_REQUIREMENT 1_
Please copy the part of the passage on erosion and horse facilities that opens with the words containing "Horses in the" and closes with "and the environment.", switching "twenty-five miles" to "thirty miles".
_REQUIREMENT 2_
According to the passage on erosion and horse facilities, how far may horses in the wild roam in a day?
_REQUIREMENT 3_
List every effect that the passage on erosion and horse facilities says excessive sediment can have once it is mobilized into a stream.

Activities, such as over grazing or trampling, that remove the soil's vegetative cover and thus expose the soil surface to the energy of raindrops, water runoff, and wind, accelerate the natural process of erosion. Once mobilized into a stream, excessive sediment can fill pools, smother fish spawning beds, cover or obscure food supplies, reduce the amount of sunlight reaching aquatic plants, increase water temperature, and clog fish gills. In addition, heavy metals and other toxic contaminants can temporarily bind to sediments and be carried along into water.

Horses in the wild may roam up to twenty-five miles a day for food, water and shelter. Their continual movement disperses manure and urine and allows for regrowth of vegetation. However, with domestic horses, thoughtful owners provide food and shelter, and consequently, relatively large numbers of horses can be kept in a small area. If not carefully managed, horse waste and sediment from horse facilities could enter waterways or infiltrate ground water to create conditions detrimental to drinking water supplies, recreational activities, and the environment.

_THE DATA_
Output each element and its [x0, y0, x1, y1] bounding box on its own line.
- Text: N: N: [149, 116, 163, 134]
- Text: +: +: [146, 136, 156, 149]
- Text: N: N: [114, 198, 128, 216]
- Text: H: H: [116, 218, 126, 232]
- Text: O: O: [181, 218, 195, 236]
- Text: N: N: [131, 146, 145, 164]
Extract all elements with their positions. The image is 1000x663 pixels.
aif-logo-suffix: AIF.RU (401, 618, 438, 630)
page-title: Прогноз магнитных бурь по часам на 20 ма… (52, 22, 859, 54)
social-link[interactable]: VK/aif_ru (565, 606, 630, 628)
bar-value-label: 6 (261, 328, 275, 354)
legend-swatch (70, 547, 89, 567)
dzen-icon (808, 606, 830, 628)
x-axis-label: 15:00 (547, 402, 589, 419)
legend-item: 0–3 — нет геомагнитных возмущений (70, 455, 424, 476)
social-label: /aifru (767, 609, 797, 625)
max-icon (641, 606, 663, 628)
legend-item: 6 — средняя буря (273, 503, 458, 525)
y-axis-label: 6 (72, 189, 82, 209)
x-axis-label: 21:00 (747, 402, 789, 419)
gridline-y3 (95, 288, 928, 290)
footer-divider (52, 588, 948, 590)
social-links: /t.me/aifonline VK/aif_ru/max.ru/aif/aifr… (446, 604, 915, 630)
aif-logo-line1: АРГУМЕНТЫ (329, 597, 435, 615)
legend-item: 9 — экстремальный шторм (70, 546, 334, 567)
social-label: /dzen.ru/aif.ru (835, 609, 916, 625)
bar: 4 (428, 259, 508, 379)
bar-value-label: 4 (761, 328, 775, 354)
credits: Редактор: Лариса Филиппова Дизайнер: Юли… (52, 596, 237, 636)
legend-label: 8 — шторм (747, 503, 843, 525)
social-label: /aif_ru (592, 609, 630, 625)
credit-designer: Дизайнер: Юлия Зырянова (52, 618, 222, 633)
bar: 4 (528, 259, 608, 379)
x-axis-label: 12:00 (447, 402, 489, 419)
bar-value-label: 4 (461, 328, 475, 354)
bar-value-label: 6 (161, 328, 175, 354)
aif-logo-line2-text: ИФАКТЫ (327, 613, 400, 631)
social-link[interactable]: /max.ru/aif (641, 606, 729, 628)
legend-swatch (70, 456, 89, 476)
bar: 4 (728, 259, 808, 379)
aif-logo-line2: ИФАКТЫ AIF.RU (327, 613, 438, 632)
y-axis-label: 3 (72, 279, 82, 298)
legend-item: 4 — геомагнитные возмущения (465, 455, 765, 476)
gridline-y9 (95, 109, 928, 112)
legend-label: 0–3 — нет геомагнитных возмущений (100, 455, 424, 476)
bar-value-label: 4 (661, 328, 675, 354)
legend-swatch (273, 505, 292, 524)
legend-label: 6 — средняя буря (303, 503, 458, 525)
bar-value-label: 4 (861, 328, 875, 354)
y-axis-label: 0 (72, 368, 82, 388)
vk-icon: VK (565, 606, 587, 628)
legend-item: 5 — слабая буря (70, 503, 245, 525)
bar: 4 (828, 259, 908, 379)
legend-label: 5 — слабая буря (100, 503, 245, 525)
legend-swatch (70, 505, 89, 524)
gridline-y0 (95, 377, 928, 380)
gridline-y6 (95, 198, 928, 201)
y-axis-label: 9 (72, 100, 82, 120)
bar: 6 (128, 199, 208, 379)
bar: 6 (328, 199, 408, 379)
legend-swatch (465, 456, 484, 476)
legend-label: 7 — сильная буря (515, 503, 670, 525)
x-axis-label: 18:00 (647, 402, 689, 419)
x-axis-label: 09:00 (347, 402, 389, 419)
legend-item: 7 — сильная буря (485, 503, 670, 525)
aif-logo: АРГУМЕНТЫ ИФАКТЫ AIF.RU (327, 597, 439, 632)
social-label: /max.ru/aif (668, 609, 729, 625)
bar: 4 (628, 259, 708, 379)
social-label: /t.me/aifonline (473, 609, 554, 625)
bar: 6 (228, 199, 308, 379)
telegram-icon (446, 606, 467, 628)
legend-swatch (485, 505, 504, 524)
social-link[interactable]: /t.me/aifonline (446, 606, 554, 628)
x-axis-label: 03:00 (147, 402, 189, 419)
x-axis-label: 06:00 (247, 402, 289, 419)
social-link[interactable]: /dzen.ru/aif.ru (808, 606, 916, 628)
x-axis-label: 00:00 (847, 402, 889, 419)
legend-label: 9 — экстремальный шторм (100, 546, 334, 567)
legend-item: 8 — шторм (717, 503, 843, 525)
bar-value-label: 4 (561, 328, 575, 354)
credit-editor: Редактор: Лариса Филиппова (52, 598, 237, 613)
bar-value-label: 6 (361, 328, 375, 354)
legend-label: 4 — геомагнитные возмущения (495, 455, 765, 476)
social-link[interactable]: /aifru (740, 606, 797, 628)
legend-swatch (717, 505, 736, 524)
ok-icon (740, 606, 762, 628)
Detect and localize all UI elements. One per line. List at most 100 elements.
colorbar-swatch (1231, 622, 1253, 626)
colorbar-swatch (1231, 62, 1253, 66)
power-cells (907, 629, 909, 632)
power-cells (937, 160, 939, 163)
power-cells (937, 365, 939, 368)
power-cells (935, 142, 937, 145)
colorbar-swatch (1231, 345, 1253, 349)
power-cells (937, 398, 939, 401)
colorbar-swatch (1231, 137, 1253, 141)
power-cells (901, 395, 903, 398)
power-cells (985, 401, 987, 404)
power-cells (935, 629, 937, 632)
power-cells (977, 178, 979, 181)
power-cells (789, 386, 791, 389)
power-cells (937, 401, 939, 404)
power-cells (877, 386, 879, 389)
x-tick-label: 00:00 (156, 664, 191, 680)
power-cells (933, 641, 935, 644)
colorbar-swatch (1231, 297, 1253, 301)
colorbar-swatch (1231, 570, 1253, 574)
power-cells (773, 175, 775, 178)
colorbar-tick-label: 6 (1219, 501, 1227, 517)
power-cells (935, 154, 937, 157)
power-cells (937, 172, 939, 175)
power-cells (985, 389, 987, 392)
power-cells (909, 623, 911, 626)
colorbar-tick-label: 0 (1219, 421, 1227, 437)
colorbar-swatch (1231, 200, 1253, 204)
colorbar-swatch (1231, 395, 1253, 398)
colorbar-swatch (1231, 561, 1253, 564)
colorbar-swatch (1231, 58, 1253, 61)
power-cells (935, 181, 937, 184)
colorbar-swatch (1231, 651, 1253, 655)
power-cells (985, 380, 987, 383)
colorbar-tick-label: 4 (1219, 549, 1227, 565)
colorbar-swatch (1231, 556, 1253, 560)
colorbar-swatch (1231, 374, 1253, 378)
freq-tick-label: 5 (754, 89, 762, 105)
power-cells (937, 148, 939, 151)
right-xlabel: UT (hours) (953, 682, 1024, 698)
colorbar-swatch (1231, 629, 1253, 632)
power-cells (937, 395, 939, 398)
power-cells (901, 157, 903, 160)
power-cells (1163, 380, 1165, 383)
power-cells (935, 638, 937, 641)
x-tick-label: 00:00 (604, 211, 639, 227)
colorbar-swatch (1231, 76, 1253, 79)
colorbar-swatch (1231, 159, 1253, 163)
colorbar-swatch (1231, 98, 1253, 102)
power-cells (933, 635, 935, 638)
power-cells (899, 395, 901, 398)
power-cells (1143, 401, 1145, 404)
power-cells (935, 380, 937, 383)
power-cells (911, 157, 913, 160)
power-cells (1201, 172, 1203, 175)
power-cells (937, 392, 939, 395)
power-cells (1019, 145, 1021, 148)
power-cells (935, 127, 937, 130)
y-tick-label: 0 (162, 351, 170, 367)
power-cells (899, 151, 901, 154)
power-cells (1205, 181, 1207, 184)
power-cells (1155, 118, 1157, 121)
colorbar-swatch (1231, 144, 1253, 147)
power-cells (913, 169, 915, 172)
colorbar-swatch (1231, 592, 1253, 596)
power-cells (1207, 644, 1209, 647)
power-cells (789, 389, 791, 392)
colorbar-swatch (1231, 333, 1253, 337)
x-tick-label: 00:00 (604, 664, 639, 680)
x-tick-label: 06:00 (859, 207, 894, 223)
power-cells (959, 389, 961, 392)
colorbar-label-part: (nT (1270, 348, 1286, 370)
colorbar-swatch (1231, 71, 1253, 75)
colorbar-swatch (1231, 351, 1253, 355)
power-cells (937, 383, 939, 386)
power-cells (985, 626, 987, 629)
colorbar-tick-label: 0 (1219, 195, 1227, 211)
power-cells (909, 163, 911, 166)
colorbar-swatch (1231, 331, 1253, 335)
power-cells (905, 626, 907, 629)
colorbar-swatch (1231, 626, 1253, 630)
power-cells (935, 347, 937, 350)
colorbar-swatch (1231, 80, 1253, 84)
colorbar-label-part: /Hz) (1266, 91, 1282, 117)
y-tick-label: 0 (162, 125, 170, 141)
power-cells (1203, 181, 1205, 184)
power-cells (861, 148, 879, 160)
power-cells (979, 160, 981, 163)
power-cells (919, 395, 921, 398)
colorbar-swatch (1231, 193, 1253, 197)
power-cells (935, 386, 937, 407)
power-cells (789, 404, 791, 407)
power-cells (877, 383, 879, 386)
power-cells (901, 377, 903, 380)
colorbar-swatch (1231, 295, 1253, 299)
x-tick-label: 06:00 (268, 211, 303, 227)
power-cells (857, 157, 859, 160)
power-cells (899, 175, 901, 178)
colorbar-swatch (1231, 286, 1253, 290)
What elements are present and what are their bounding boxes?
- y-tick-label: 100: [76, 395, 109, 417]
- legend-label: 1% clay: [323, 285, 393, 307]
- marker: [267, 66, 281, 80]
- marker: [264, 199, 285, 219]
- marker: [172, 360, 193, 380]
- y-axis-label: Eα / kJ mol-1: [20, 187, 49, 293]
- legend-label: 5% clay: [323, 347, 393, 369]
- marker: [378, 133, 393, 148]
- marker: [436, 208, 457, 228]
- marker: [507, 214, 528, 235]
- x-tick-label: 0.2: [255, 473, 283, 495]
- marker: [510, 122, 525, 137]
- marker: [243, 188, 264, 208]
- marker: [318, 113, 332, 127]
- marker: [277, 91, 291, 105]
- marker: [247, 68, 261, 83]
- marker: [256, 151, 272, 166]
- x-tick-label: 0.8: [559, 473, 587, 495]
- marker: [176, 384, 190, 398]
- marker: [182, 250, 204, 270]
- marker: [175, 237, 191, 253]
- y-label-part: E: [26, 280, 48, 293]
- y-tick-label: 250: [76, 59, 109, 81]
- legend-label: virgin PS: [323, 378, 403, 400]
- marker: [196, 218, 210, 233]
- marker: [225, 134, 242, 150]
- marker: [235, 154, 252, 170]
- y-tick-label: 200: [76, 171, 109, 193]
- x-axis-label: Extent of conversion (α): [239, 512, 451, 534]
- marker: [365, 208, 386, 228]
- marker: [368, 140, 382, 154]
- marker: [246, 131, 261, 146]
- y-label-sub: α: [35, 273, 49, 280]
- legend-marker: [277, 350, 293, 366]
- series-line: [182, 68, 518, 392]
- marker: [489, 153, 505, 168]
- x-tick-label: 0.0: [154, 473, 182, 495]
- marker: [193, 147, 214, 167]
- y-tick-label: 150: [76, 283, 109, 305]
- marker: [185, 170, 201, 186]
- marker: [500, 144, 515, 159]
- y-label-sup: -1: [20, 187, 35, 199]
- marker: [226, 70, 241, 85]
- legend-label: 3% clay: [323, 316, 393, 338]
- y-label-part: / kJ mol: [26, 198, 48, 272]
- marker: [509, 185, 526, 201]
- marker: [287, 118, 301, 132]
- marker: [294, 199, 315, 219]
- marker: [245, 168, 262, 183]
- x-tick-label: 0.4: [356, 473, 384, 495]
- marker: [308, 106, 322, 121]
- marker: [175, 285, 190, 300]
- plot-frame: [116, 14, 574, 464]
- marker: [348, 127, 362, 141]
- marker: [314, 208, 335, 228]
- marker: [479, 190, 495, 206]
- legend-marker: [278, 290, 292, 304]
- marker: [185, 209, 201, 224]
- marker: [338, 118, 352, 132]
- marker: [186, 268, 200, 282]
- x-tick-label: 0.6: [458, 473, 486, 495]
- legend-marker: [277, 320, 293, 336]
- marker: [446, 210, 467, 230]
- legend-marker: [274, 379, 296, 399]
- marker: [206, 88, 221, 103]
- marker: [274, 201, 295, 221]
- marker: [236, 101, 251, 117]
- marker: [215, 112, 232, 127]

_EXERCISE RESULT 1_
Horses in the wild may roam up to thirty miles a day for food, water and shelter. Their continual movement disperses manure and urine and allows for regrowth of vegetation. However, with domestic horses, thoughtful owners provide food and shelter, and consequently, relatively large numbers of horses can be kept in a small area. If not carefully managed, horse waste and sediment from horse facilities could enter waterways or infiltrate ground water to create conditions detrimental to drinking water supplies, recreational activities, and the environment.

_EXERCISE RESULT 2_
Up to twenty-five miles.

_EXERCISE RESULT 3_
- Fill pools
- Smother fish spawning beds
- Cover or obscure food supplies
- Reduce the amount of sunlight reaching aquatic plants
- Increase water temperature
- Clog fish gills